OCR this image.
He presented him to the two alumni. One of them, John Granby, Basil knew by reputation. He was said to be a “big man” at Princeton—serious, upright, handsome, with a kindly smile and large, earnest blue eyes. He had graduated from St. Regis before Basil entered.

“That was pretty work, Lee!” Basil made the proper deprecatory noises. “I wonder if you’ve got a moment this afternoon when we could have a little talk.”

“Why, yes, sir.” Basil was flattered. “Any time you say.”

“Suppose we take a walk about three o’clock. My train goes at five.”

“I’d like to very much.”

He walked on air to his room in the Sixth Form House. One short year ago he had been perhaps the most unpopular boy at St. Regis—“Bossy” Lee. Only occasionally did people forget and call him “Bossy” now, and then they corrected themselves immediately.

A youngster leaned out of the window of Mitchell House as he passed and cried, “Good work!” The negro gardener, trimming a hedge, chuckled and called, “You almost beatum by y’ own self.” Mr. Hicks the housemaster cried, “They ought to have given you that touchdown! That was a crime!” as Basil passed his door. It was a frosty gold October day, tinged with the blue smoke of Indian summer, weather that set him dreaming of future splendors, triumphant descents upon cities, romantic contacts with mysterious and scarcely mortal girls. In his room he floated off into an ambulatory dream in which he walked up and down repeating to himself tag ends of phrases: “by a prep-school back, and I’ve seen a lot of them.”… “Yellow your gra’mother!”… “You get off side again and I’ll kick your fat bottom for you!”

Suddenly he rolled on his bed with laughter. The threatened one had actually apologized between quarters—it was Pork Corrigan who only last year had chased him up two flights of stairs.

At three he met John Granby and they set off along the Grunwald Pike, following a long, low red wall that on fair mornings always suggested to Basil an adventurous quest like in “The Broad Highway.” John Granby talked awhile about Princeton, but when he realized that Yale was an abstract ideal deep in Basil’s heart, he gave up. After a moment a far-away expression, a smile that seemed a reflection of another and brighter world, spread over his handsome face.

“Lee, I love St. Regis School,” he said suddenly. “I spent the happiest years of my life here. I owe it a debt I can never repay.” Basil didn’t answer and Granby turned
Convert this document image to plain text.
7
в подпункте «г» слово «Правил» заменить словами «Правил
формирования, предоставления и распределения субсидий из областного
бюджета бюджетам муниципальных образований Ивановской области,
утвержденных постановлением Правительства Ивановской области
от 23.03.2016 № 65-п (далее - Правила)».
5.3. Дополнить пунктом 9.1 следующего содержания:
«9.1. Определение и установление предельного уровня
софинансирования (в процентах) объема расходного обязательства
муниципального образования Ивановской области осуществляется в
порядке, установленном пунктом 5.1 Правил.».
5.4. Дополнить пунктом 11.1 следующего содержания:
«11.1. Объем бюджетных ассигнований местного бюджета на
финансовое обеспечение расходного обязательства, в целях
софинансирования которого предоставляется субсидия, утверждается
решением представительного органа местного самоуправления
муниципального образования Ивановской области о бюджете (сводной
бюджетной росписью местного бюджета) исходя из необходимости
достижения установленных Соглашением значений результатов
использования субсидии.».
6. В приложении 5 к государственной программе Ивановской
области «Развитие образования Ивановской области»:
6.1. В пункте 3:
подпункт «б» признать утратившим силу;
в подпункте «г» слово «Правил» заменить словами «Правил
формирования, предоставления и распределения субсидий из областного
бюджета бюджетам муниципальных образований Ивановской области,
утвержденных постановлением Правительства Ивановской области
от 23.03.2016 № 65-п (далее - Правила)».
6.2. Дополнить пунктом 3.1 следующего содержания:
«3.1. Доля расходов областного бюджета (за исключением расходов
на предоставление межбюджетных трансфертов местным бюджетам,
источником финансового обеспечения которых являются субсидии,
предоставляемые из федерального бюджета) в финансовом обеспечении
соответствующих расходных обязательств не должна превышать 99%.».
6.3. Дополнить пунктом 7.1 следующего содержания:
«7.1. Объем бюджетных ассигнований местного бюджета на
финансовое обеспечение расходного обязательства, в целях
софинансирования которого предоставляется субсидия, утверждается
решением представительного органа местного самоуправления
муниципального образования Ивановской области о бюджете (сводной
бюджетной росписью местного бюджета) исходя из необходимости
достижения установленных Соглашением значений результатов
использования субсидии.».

____________

:: Set exercise ::
Would you reproduce the material above in full, exactly as given?

:: Answer to this exercise ::
OCR this image.
He presented him to the two alumni. One of them, John Granby, Basil knew by reputation. He was said to be a “big man” at Princeton—serious, upright, handsome, with a kindly smile and large, earnest blue eyes. He had graduated from St. Regis before Basil entered.

“That was pretty work, Lee!” Basil made the proper deprecatory noises. “I wonder if you’ve got a moment this afternoon when we could have a little talk.”

“Why, yes, sir.” Basil was flattered. “Any time you say.”

“Suppose we take a walk about three o’clock. My train goes at five.”

“I’d like to very much.”

He walked on air to his room in the Sixth Form House. One short year ago he had been perhaps the most unpopular boy at St. Regis—“Bossy” Lee. Only occasionally did people forget and call him “Bossy” now, and then they corrected themselves immediately.

A youngster leaned out of the window of Mitchell House as he passed and cried, “Good work!” The negro gardener, trimming a hedge, chuckled and called, “You almost beatum by y’ own self.” Mr. Hicks the housemaster cried, “They ought to have given you that touchdown! That was a crime!” as Basil passed his door. It was a frosty gold October day, tinged with the blue smoke of Indian summer, weather that set him dreaming of future splendors, triumphant descents upon cities, romantic contacts with mysterious and scarcely mortal girls. In his room he floated off into an ambulatory dream in which he walked up and down repeating to himself tag ends of phrases: “by a prep-school back, and I’ve seen a lot of them.”… “Yellow your gra’mother!”… “You get off side again and I’ll kick your fat bottom for you!”

Suddenly he rolled on his bed with laughter. The threatened one had actually apologized between quarters—it was Pork Corrigan who only last year had chased him up two flights of stairs.

At three he met John Granby and they set off along the Grunwald Pike, following a long, low red wall that on fair mornings always suggested to Basil an adventurous quest like in “The Broad Highway.” John Granby talked awhile about Princeton, but when he realized that Yale was an abstract ideal deep in Basil’s heart, he gave up. After a moment a far-away expression, a smile that seemed a reflection of another and brighter world, spread over his handsome face.

“Lee, I love St. Regis School,” he said suddenly. “I spent the happiest years of my life here. I owe it a debt I can never repay.” Basil didn’t answer and Granby turned
Convert this document image to plain text.
7
в подпункте «г» слово «Правил» заменить словами «Правил
формирования, предоставления и распределения субсидий из областного
бюджета бюджетам муниципальных образований Ивановской области,
утвержденных постановлением Правительства Ивановской области
от 23.03.2016 № 65-п (далее - Правила)».
5.3. Дополнить пунктом 9.1 следующего содержания:
«9.1. Определение и установление предельного уровня
софинансирования (в процентах) объема расходного обязательства
муниципального образования Ивановской области осуществляется в
порядке, установленном пунктом 5.1 Правил.».
5.4. Дополнить пунктом 11.1 следующего содержания:
«11.1. Объем бюджетных ассигнований местного бюджета на
финансовое обеспечение расходного обязательства, в целях
софинансирования которого предоставляется субсидия, утверждается
решением представительного органа местного самоуправления
муниципального образования Ивановской области о бюджете (сводной
бюджетной росписью местного бюджета) исходя из необходимости
достижения установленных Соглашением значений результатов
использования субсидии.».
6. В приложении 5 к государственной программе Ивановской
области «Развитие образования Ивановской области»:
6.1. В пункте 3:
подпункт «б» признать утратившим силу;
в подпункте «г» слово «Правил» заменить словами «Правил
формирования, предоставления и распределения субсидий из областного
бюджета бюджетам муниципальных образований Ивановской области,
утвержденных постановлением Правительства Ивановской области
от 23.03.2016 № 65-п (далее - Правила)».
6.2. Дополнить пунктом 3.1 следующего содержания:
«3.1. Доля расходов областного бюджета (за исключением расходов
на предоставление межбюджетных трансфертов местным бюджетам,
источником финансового обеспечения которых являются субсидии,
предоставляемые из федерального бюджета) в финансовом обеспечении
соответствующих расходных обязательств не должна превышать 99%.».
6.3. Дополнить пунктом 7.1 следующего содержания:
«7.1. Объем бюджетных ассигнований местного бюджета на
финансовое обеспечение расходного обязательства, в целях
софинансирования которого предоставляется субсидия, утверждается
решением представительного органа местного самоуправления
муниципального образования Ивановской области о бюджете (сводной
бюджетной росписью местного бюджета) исходя из необходимости
достижения установленных Соглашением значений результатов
использования субсидии.».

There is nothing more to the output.